■ **Work to be completed**: Without the pictures, print each of the records below exactly as it appears.

■ **Dataset extract**:
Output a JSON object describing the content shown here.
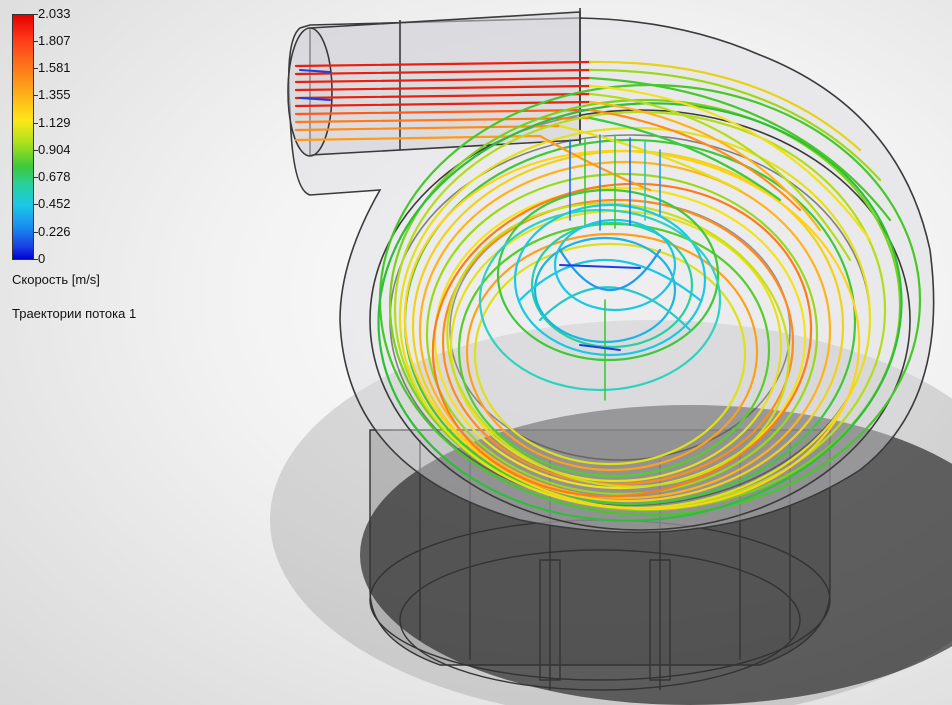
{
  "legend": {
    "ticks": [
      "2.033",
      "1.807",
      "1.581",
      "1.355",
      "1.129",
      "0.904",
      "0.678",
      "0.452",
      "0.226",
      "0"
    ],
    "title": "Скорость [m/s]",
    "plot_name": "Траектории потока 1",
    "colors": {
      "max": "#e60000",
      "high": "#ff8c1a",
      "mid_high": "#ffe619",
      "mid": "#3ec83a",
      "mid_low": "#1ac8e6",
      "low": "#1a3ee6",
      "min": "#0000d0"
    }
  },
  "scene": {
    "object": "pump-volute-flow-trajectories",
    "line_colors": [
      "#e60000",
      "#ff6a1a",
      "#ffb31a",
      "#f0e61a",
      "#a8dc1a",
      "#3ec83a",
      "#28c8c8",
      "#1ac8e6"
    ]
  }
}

■ **Exercise answer**:
Output a JSON object describing the content shown here.
{
  "legend": {
    "ticks": [
      "2.033",
      "1.807",
      "1.581",
      "1.355",
      "1.129",
      "0.904",
      "0.678",
      "0.452",
      "0.226",
      "0"
    ],
    "title": "Скорость [m/s]",
    "plot_name": "Траектории потока 1",
    "colors": {
      "max": "#e60000",
      "high": "#ff8c1a",
      "mid_high": "#ffe619",
      "mid": "#3ec83a",
      "mid_low": "#1ac8e6",
      "low": "#1a3ee6",
      "min": "#0000d0"
    }
  },
  "scene": {
    "object": "pump-volute-flow-trajectories",
    "line_colors": [
      "#e60000",
      "#ff6a1a",
      "#ffb31a",
      "#f0e61a",
      "#a8dc1a",
      "#3ec83a",
      "#28c8c8",
      "#1ac8e6"
    ]
  }
}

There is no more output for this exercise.